:: DATA ENTRIES ::
--- START ---

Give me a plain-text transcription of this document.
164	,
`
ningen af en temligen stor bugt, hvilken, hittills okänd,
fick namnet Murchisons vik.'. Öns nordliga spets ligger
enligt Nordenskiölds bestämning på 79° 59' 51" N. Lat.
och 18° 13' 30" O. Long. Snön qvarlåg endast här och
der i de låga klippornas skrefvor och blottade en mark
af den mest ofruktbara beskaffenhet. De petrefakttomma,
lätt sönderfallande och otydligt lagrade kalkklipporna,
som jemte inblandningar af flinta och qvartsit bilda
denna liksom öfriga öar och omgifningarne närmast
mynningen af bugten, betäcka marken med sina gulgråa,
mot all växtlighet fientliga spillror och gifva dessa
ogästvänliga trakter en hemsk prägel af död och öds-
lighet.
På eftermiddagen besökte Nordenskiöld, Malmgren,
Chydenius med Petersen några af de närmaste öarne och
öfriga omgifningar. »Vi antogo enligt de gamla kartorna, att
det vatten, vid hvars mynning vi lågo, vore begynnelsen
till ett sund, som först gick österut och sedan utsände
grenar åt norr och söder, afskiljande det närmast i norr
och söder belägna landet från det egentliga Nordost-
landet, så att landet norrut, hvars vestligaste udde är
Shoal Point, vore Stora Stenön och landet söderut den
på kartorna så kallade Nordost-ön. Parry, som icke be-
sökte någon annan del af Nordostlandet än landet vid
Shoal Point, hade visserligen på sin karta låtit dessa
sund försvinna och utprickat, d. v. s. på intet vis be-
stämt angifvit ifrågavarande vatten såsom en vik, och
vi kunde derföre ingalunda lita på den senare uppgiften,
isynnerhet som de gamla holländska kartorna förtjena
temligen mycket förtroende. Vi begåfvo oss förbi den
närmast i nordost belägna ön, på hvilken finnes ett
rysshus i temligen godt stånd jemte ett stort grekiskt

--- END ---

:: WORK REQUIRED ::
Output the complete data exactly as written.

:: RESULT ::
Give me a plain-text transcription of this document.
164	,
`
ningen af en temligen stor bugt, hvilken, hittills okänd,
fick namnet Murchisons vik.'. Öns nordliga spets ligger
enligt Nordenskiölds bestämning på 79° 59' 51" N. Lat.
och 18° 13' 30" O. Long. Snön qvarlåg endast här och
der i de låga klippornas skrefvor och blottade en mark
af den mest ofruktbara beskaffenhet. De petrefakttomma,
lätt sönderfallande och otydligt lagrade kalkklipporna,
som jemte inblandningar af flinta och qvartsit bilda
denna liksom öfriga öar och omgifningarne närmast
mynningen af bugten, betäcka marken med sina gulgråa,
mot all växtlighet fientliga spillror och gifva dessa
ogästvänliga trakter en hemsk prägel af död och öds-
lighet.
På eftermiddagen besökte Nordenskiöld, Malmgren,
Chydenius med Petersen några af de närmaste öarne och
öfriga omgifningar. »Vi antogo enligt de gamla kartorna, att
det vatten, vid hvars mynning vi lågo, vore begynnelsen
till ett sund, som först gick österut och sedan utsände
grenar åt norr och söder, afskiljande det närmast i norr
och söder belägna landet från det egentliga Nordost-
landet, så att landet norrut, hvars vestligaste udde är
Shoal Point, vore Stora Stenön och landet söderut den
på kartorna så kallade Nordost-ön. Parry, som icke be-
sökte någon annan del af Nordostlandet än landet vid
Shoal Point, hade visserligen på sin karta låtit dessa
sund försvinna och utprickat, d. v. s. på intet vis be-
stämt angifvit ifrågavarande vatten såsom en vik, och
vi kunde derföre ingalunda lita på den senare uppgiften,
isynnerhet som de gamla holländska kartorna förtjena
temligen mycket förtroende. Vi begåfvo oss förbi den
närmast i nordost belägna ön, på hvilken finnes ett
rysshus i temligen godt stånd jemte ett stort grekiskt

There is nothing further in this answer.